--- START OF Recorded data ---

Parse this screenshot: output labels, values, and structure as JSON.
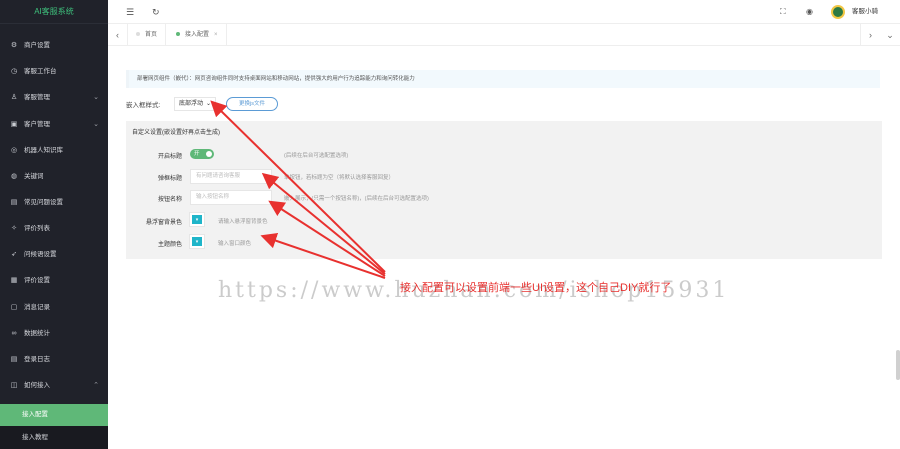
{
  "sidebar": {
    "logo": "AI客服系统",
    "items": [
      {
        "label": "商户设置",
        "icon": "gear-icon",
        "glyph": "⚙"
      },
      {
        "label": "客服工作台",
        "icon": "clock-icon",
        "glyph": "◷"
      },
      {
        "label": "客服管理",
        "icon": "user-icon",
        "glyph": "♙",
        "chevron": "⌄"
      },
      {
        "label": "客户管理",
        "icon": "customer-icon",
        "glyph": "▣",
        "chevron": "⌄"
      },
      {
        "label": "机器人知识库",
        "icon": "robot-icon",
        "glyph": "◎"
      },
      {
        "label": "关键词",
        "icon": "keyword-icon",
        "glyph": "◍"
      },
      {
        "label": "常见问题设置",
        "icon": "faq-icon",
        "glyph": "▤"
      },
      {
        "label": "评价列表",
        "icon": "rating-icon",
        "glyph": "✧"
      },
      {
        "label": "问候语设置",
        "icon": "send-icon",
        "glyph": "➶"
      },
      {
        "label": "评价设置",
        "icon": "settings-icon",
        "glyph": "▦"
      },
      {
        "label": "消息记录",
        "icon": "message-icon",
        "glyph": "▢"
      },
      {
        "label": "数据统计",
        "icon": "stats-icon",
        "glyph": "∞"
      },
      {
        "label": "登录日志",
        "icon": "log-icon",
        "glyph": "▤"
      },
      {
        "label": "如何接入",
        "icon": "access-icon",
        "glyph": "◫",
        "chevron": "⌃"
      }
    ],
    "sub_items": [
      "接入配置",
      "接入教程"
    ]
  },
  "topbar": {
    "menu_icon": "☰",
    "refresh_icon": "↻",
    "fullscreen_icon": "⛶",
    "theme_icon": "◉",
    "username": "客服小骑"
  },
  "tabs": {
    "prev": "‹",
    "next": "›",
    "more": "⌄",
    "items": [
      {
        "label": "首页",
        "close": ""
      },
      {
        "label": "接入配置",
        "close": "×"
      }
    ]
  },
  "content": {
    "notice": "部署网页组件（嵌代）：网页咨询组件同时支持桌面网站和移动网站，提供强大的用户行为追踪能力和询问转化能力",
    "style_label": "嵌入框样式:",
    "style_value": "底部浮动",
    "upload_button": "更换js文件",
    "panel_title": "自定义设置(嵌设置好再点击生成)",
    "rows": [
      {
        "label": "开启标题",
        "type": "switch",
        "value": "开",
        "hint": "(后续在后台可选配置选项)"
      },
      {
        "label": "弹框标题",
        "type": "input",
        "placeholder": "有问题请咨询客服",
        "hint": "单按钮，若标题为空（将默认选择客服回复）"
      },
      {
        "label": "按钮名称",
        "type": "input",
        "placeholder": "输入按钮名称",
        "hint": "嵌入展示，(只需一个按钮名称)，(后续在后台可选配置选项)"
      },
      {
        "label": "悬浮窗背景色",
        "type": "color",
        "value": "▾",
        "hint": "请输入悬浮窗背景色"
      },
      {
        "label": "主题颜色",
        "type": "color",
        "value": "▾",
        "hint": "输入窗口颜色"
      }
    ]
  },
  "annotation": {
    "text": "接入配置可以设置前端一些UI设置，这个自己DIY就行了",
    "watermark": "https://www.huzhan.com/ishop15931",
    "color": "#e8312f"
  },
  "colors": {
    "sidebar_bg": "#20222a",
    "accent_green": "#5fb878",
    "theme_teal": "#1fb5c9",
    "logo_text": "#3ec07c"
  }
}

--- END OF Recorded data ---

▶ Work instructions:
Repeat the listing verbatim. Skip the pictures.

▶ Complete answer:
Parse this screenshot: output labels, values, and structure as JSON.
{
  "sidebar": {
    "logo": "AI客服系统",
    "items": [
      {
        "label": "商户设置",
        "icon": "gear-icon",
        "glyph": "⚙"
      },
      {
        "label": "客服工作台",
        "icon": "clock-icon",
        "glyph": "◷"
      },
      {
        "label": "客服管理",
        "icon": "user-icon",
        "glyph": "♙",
        "chevron": "⌄"
      },
      {
        "label": "客户管理",
        "icon": "customer-icon",
        "glyph": "▣",
        "chevron": "⌄"
      },
      {
        "label": "机器人知识库",
        "icon": "robot-icon",
        "glyph": "◎"
      },
      {
        "label": "关键词",
        "icon": "keyword-icon",
        "glyph": "◍"
      },
      {
        "label": "常见问题设置",
        "icon": "faq-icon",
        "glyph": "▤"
      },
      {
        "label": "评价列表",
        "icon": "rating-icon",
        "glyph": "✧"
      },
      {
        "label": "问候语设置",
        "icon": "send-icon",
        "glyph": "➶"
      },
      {
        "label": "评价设置",
        "icon": "settings-icon",
        "glyph": "▦"
      },
      {
        "label": "消息记录",
        "icon": "message-icon",
        "glyph": "▢"
      },
      {
        "label": "数据统计",
        "icon": "stats-icon",
        "glyph": "∞"
      },
      {
        "label": "登录日志",
        "icon": "log-icon",
        "glyph": "▤"
      },
      {
        "label": "如何接入",
        "icon": "access-icon",
        "glyph": "◫",
        "chevron": "⌃"
      }
    ],
    "sub_items": [
      "接入配置",
      "接入教程"
    ]
  },
  "topbar": {
    "menu_icon": "☰",
    "refresh_icon": "↻",
    "fullscreen_icon": "⛶",
    "theme_icon": "◉",
    "username": "客服小骑"
  },
  "tabs": {
    "prev": "‹",
    "next": "›",
    "more": "⌄",
    "items": [
      {
        "label": "首页",
        "close": ""
      },
      {
        "label": "接入配置",
        "close": "×"
      }
    ]
  },
  "content": {
    "notice": "部署网页组件（嵌代）：网页咨询组件同时支持桌面网站和移动网站，提供强大的用户行为追踪能力和询问转化能力",
    "style_label": "嵌入框样式:",
    "style_value": "底部浮动",
    "upload_button": "更换js文件",
    "panel_title": "自定义设置(嵌设置好再点击生成)",
    "rows": [
      {
        "label": "开启标题",
        "type": "switch",
        "value": "开",
        "hint": "(后续在后台可选配置选项)"
      },
      {
        "label": "弹框标题",
        "type": "input",
        "placeholder": "有问题请咨询客服",
        "hint": "单按钮，若标题为空（将默认选择客服回复）"
      },
      {
        "label": "按钮名称",
        "type": "input",
        "placeholder": "输入按钮名称",
        "hint": "嵌入展示，(只需一个按钮名称)，(后续在后台可选配置选项)"
      },
      {
        "label": "悬浮窗背景色",
        "type": "color",
        "value": "▾",
        "hint": "请输入悬浮窗背景色"
      },
      {
        "label": "主题颜色",
        "type": "color",
        "value": "▾",
        "hint": "输入窗口颜色"
      }
    ]
  },
  "annotation": {
    "text": "接入配置可以设置前端一些UI设置，这个自己DIY就行了",
    "watermark": "https://www.huzhan.com/ishop15931",
    "color": "#e8312f"
  },
  "colors": {
    "sidebar_bg": "#20222a",
    "accent_green": "#5fb878",
    "theme_teal": "#1fb5c9",
    "logo_text": "#3ec07c"
  }
}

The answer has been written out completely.